- _Aim of the task_
Every entry below should be transcribed exactly; pictures stay out of the copy.

========

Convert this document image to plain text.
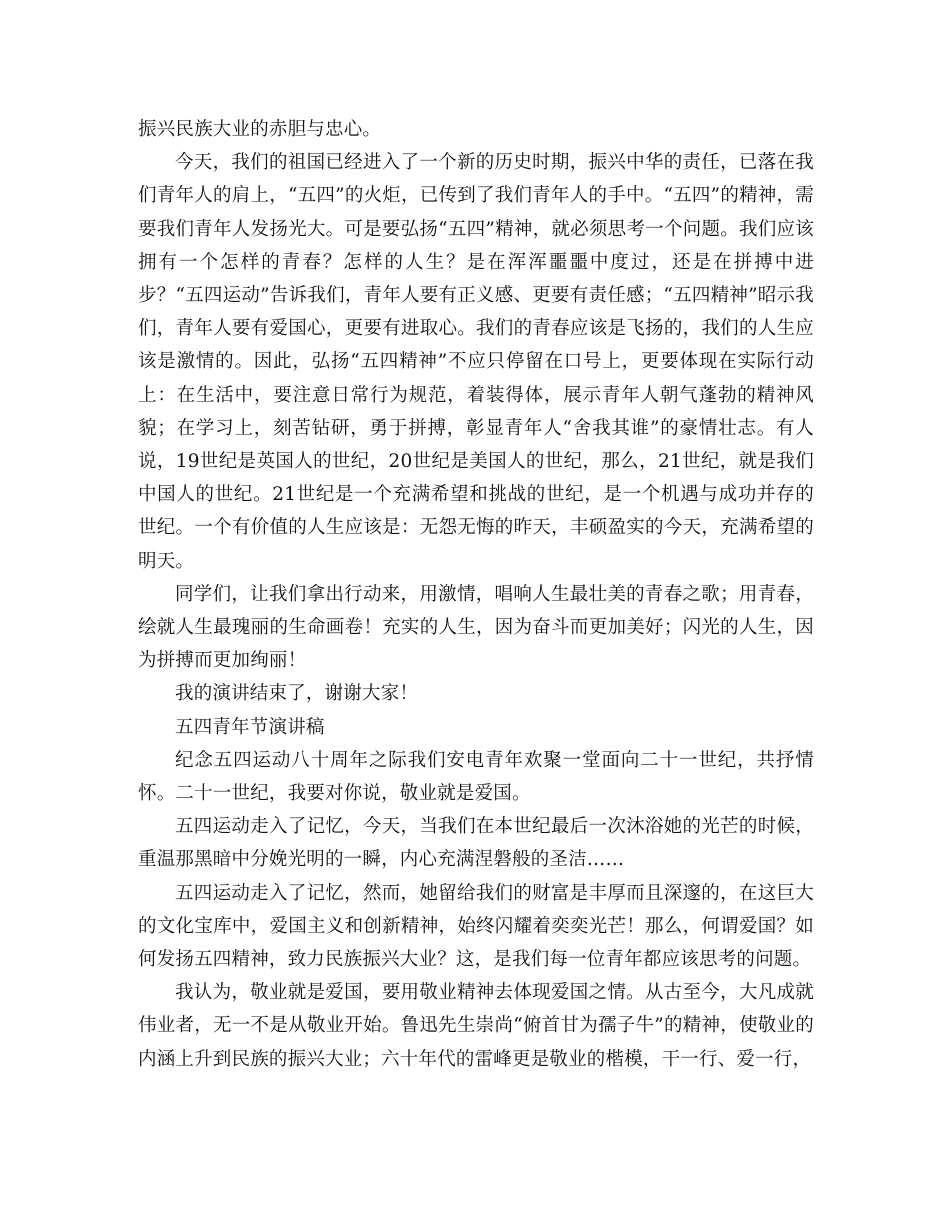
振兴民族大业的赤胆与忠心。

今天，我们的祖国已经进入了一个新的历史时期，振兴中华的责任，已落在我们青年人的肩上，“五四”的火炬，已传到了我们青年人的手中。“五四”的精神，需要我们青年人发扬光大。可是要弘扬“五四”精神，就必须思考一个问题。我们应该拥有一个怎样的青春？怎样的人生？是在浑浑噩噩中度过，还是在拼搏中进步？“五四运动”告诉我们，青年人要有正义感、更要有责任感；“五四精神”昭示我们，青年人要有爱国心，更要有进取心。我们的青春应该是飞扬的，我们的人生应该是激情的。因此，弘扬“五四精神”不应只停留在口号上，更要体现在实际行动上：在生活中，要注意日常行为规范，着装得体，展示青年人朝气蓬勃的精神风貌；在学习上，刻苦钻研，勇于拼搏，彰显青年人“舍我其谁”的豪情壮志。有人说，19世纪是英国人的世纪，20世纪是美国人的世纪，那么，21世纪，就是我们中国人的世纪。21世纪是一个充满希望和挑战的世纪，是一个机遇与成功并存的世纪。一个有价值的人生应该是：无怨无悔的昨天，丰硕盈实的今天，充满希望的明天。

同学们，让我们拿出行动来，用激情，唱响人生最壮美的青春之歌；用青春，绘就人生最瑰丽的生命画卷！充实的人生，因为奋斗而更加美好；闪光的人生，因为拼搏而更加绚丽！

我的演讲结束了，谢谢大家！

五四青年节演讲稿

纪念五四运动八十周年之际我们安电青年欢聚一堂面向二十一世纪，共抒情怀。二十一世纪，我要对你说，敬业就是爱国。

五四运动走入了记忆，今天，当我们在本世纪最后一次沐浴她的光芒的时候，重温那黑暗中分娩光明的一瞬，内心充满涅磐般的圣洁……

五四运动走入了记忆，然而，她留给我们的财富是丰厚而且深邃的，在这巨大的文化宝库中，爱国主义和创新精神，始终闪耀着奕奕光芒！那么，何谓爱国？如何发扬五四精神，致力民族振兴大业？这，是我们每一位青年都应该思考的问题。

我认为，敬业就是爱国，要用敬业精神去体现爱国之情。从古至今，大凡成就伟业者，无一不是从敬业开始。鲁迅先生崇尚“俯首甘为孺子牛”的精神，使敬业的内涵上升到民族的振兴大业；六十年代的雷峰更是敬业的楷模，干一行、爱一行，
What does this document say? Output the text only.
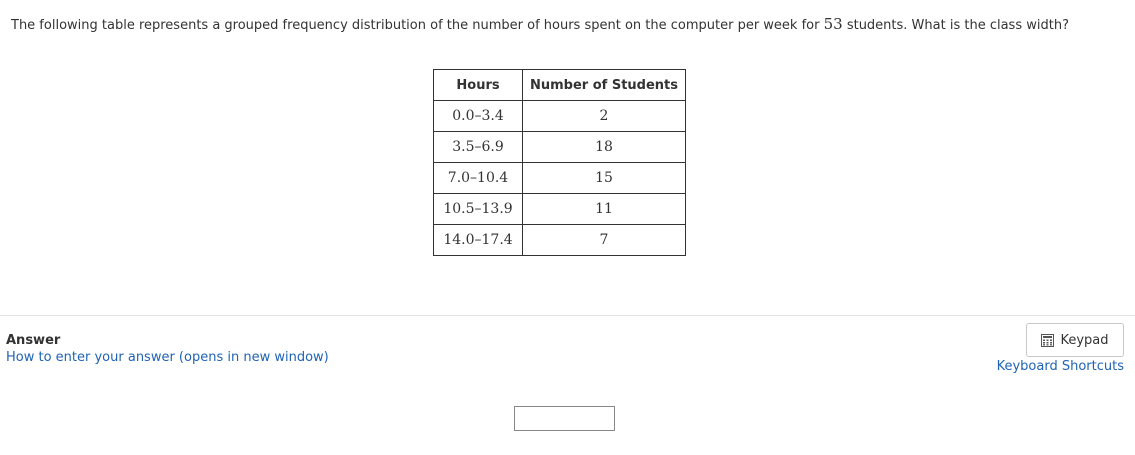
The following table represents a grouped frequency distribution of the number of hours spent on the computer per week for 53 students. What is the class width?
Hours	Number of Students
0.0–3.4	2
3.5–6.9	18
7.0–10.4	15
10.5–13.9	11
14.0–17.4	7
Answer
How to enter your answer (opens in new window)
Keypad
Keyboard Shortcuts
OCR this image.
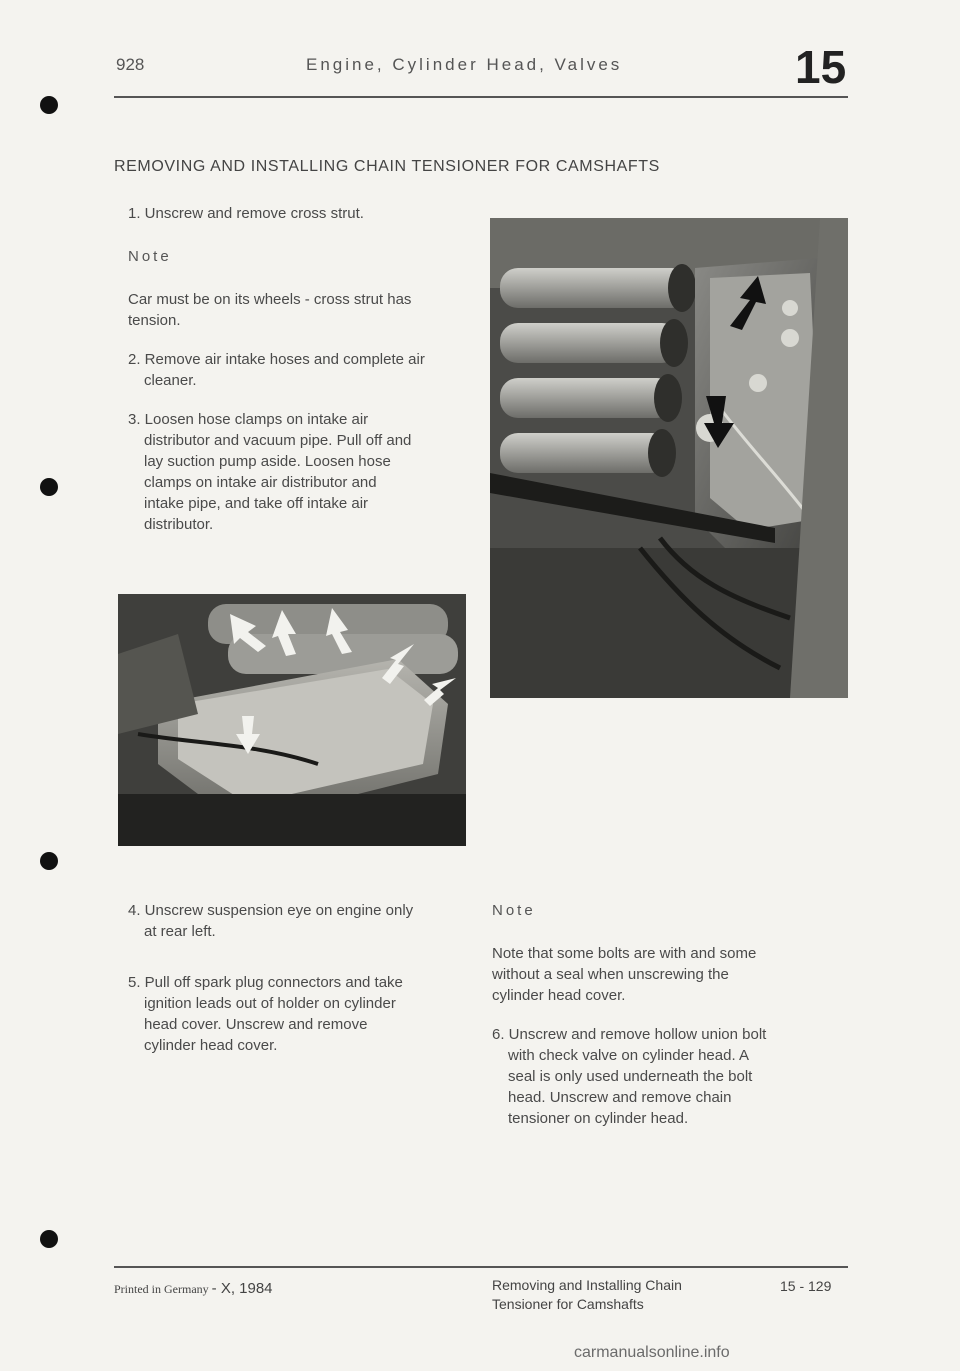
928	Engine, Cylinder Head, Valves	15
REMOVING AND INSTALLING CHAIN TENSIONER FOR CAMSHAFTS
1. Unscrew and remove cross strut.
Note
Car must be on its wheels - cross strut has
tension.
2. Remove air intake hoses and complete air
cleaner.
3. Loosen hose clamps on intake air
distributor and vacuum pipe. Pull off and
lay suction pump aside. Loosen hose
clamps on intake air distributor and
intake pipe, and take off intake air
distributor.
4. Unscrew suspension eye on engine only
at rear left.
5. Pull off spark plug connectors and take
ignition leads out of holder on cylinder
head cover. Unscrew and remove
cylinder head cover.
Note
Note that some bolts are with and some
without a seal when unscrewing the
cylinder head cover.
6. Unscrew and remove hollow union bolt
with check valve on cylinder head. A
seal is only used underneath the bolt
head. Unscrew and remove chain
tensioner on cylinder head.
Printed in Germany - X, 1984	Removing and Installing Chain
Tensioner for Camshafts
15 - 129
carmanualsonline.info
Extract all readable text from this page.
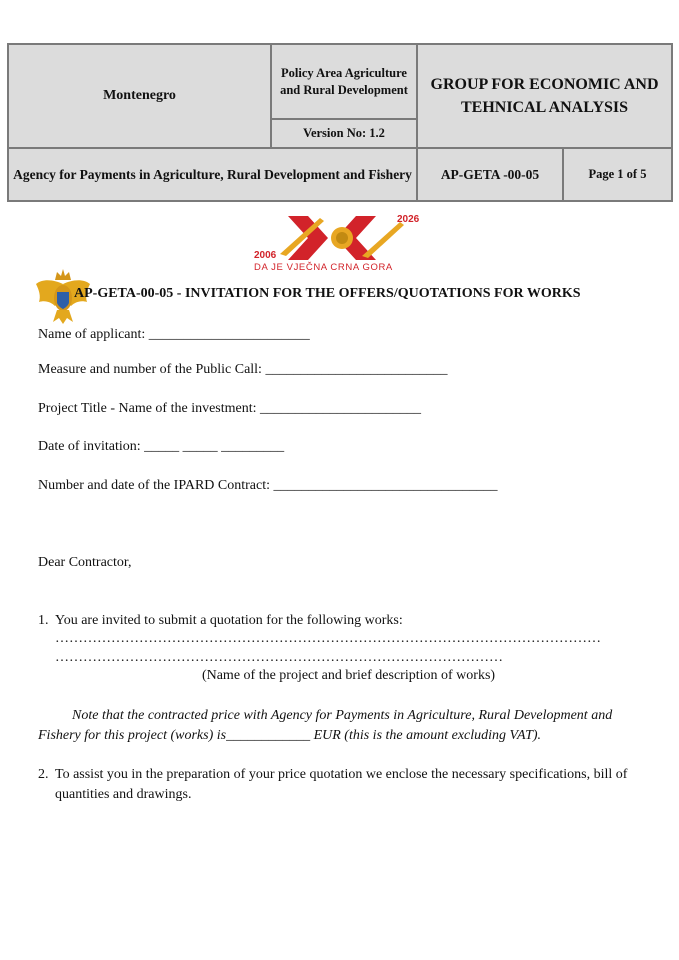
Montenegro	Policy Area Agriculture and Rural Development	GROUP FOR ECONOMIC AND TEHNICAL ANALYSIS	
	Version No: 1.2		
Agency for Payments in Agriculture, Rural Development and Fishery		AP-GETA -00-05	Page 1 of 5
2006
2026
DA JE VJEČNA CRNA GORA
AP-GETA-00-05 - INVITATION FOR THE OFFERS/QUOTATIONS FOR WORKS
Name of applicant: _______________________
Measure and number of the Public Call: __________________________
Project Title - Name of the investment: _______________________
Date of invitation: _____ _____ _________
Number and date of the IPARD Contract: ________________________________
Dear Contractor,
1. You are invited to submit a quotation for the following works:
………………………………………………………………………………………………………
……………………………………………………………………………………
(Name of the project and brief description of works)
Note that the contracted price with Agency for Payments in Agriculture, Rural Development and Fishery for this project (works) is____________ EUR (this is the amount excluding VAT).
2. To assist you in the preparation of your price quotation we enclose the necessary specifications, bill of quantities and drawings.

========

- _Answer to this problem_
Convert this document image to plain text.
振兴民族大业的赤胆与忠心。

今天，我们的祖国已经进入了一个新的历史时期，振兴中华的责任，已落在我们青年人的肩上，“五四”的火炬，已传到了我们青年人的手中。“五四”的精神，需要我们青年人发扬光大。可是要弘扬“五四”精神，就必须思考一个问题。我们应该拥有一个怎样的青春？怎样的人生？是在浑浑噩噩中度过，还是在拼搏中进步？“五四运动”告诉我们，青年人要有正义感、更要有责任感；“五四精神”昭示我们，青年人要有爱国心，更要有进取心。我们的青春应该是飞扬的，我们的人生应该是激情的。因此，弘扬“五四精神”不应只停留在口号上，更要体现在实际行动上：在生活中，要注意日常行为规范，着装得体，展示青年人朝气蓬勃的精神风貌；在学习上，刻苦钻研，勇于拼搏，彰显青年人“舍我其谁”的豪情壮志。有人说，19世纪是英国人的世纪，20世纪是美国人的世纪，那么，21世纪，就是我们中国人的世纪。21世纪是一个充满希望和挑战的世纪，是一个机遇与成功并存的世纪。一个有价值的人生应该是：无怨无悔的昨天，丰硕盈实的今天，充满希望的明天。

同学们，让我们拿出行动来，用激情，唱响人生最壮美的青春之歌；用青春，绘就人生最瑰丽的生命画卷！充实的人生，因为奋斗而更加美好；闪光的人生，因为拼搏而更加绚丽！

我的演讲结束了，谢谢大家！

五四青年节演讲稿

纪念五四运动八十周年之际我们安电青年欢聚一堂面向二十一世纪，共抒情怀。二十一世纪，我要对你说，敬业就是爱国。

五四运动走入了记忆，今天，当我们在本世纪最后一次沐浴她的光芒的时候，重温那黑暗中分娩光明的一瞬，内心充满涅磐般的圣洁……

五四运动走入了记忆，然而，她留给我们的财富是丰厚而且深邃的，在这巨大的文化宝库中，爱国主义和创新精神，始终闪耀着奕奕光芒！那么，何谓爱国？如何发扬五四精神，致力民族振兴大业？这，是我们每一位青年都应该思考的问题。

我认为，敬业就是爱国，要用敬业精神去体现爱国之情。从古至今，大凡成就伟业者，无一不是从敬业开始。鲁迅先生崇尚“俯首甘为孺子牛”的精神，使敬业的内涵上升到民族的振兴大业；六十年代的雷峰更是敬业的楷模，干一行、爱一行，
What does this document say? Output the text only.
The following table represents a grouped frequency distribution of the number of hours spent on the computer per week for 53 students. What is the class width?
Hours	Number of Students
0.0–3.4	2
3.5–6.9	18
7.0–10.4	15
10.5–13.9	11
14.0–17.4	7
Answer
How to enter your answer (opens in new window)
Keypad
Keyboard Shortcuts
OCR this image.
928	Engine, Cylinder Head, Valves	15
REMOVING AND INSTALLING CHAIN TENSIONER FOR CAMSHAFTS
1. Unscrew and remove cross strut.
Note
Car must be on its wheels - cross strut has
tension.
2. Remove air intake hoses and complete air
cleaner.
3. Loosen hose clamps on intake air
distributor and vacuum pipe. Pull off and
lay suction pump aside. Loosen hose
clamps on intake air distributor and
intake pipe, and take off intake air
distributor.
4. Unscrew suspension eye on engine only
at rear left.
5. Pull off spark plug connectors and take
ignition leads out of holder on cylinder
head cover. Unscrew and remove
cylinder head cover.
Note
Note that some bolts are with and some
without a seal when unscrewing the
cylinder head cover.
6. Unscrew and remove hollow union bolt
with check valve on cylinder head. A
seal is only used underneath the bolt
head. Unscrew and remove chain
tensioner on cylinder head.
Printed in Germany - X, 1984	Removing and Installing Chain
Tensioner for Camshafts
15 - 129
carmanualsonline.info
Extract all readable text from this page.
Montenegro	Policy Area Agriculture and Rural Development	GROUP FOR ECONOMIC AND TEHNICAL ANALYSIS	
	Version No: 1.2		
Agency for Payments in Agriculture, Rural Development and Fishery		AP-GETA -00-05	Page 1 of 5
2006
2026
DA JE VJEČNA CRNA GORA
AP-GETA-00-05 - INVITATION FOR THE OFFERS/QUOTATIONS FOR WORKS
Name of applicant: _______________________
Measure and number of the Public Call: __________________________
Project Title - Name of the investment: _______________________
Date of invitation: _____ _____ _________
Number and date of the IPARD Contract: ________________________________
Dear Contractor,
1. You are invited to submit a quotation for the following works:
………………………………………………………………………………………………………
……………………………………………………………………………………
(Name of the project and brief description of works)
Note that the contracted price with Agency for Payments in Agriculture, Rural Development and Fishery for this project (works) is____________ EUR (this is the amount excluding VAT).
2. To assist you in the preparation of your price quotation we enclose the necessary specifications, bill of quantities and drawings.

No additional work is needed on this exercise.